• [Task objective]
Every line below that contains "chiqish" is to be copied.

• [Stored records]
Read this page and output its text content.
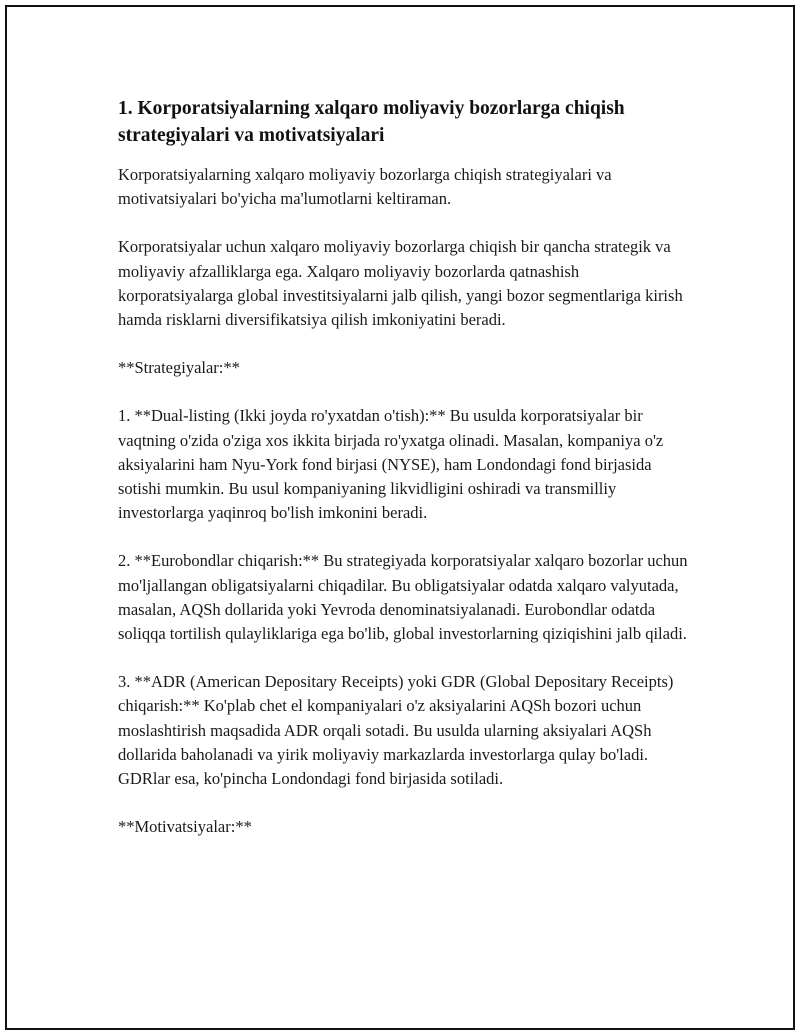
1. Korporatsiyalarning xalqaro moliyaviy bozorlarga chiqish strategiyalari va motivatsiyalari

Korporatsiyalarning xalqaro moliyaviy bozorlarga chiqish strategiyalari va motivatsiyalari bo'yicha ma'lumotlarni keltiraman.

Korporatsiyalar uchun xalqaro moliyaviy bozorlarga chiqish bir qancha strategik va moliyaviy afzalliklarga ega. Xalqaro moliyaviy bozorlarda qatnashish korporatsiyalarga global investitsiyalarni jalb qilish, yangi bozor segmentlariga kirish hamda risklarni diversifikatsiya qilish imkoniyatini beradi.

**Strategiyalar:**

1. **Dual-listing (Ikki joyda ro'yxatdan o'tish):** Bu usulda korporatsiyalar bir vaqtning o'zida o'ziga xos ikkita birjada ro'yxatga olinadi. Masalan, kompaniya o'z aksiyalarini ham Nyu-York fond birjasi (NYSE), ham Londondagi fond birjasida sotishi mumkin. Bu usul kompaniyaning likvidligini oshiradi va transmilliy investorlarga yaqinroq bo'lish imkonini beradi.

2. **Eurobondlar chiqarish:** Bu strategiyada korporatsiyalar xalqaro bozorlar uchun mo'ljallangan obligatsiyalarni chiqadilar. Bu obligatsiyalar odatda xalqaro valyutada, masalan, AQSh dollarida yoki Yevroda denominatsiyalanadi. Eurobondlar odatda soliqqa tortilish qulayliklariga ega bo'lib, global investorlarning qiziqishini jalb qiladi.

3. **ADR (American Depositary Receipts) yoki GDR (Global Depositary Receipts) chiqarish:** Ko'plab chet el kompaniyalari o'z aksiyalarini AQSh bozori uchun moslashtirish maqsadida ADR orqali sotadi. Bu usulda ularning aksiyalari AQSh dollarida baholanadi va yirik moliyaviy markazlarda investorlarga qulay bo'ladi. GDRlar esa, ko'pincha Londondagi fond birjasida sotiladi.

**Motivatsiyalar:**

• [Solution to the problem]
1. Korporatsiyalarning xalqaro moliyaviy bozorlarga chiqish strategiyalari va motivatsiyalari
Korporatsiyalarning xalqaro moliyaviy bozorlarga chiqish strategiyalari va motivatsiyalari bo'yicha ma'lumotlarni keltiraman.
Korporatsiyalar uchun xalqaro moliyaviy bozorlarga chiqish bir qancha strategik va moliyaviy afzalliklarga ega. Xalqaro moliyaviy bozorlarda qatnashish korporatsiyalarga global investitsiyalarni jalb qilish, yangi bozor segmentlariga kirish hamda risklarni diversifikatsiya qilish imkoniyatini beradi.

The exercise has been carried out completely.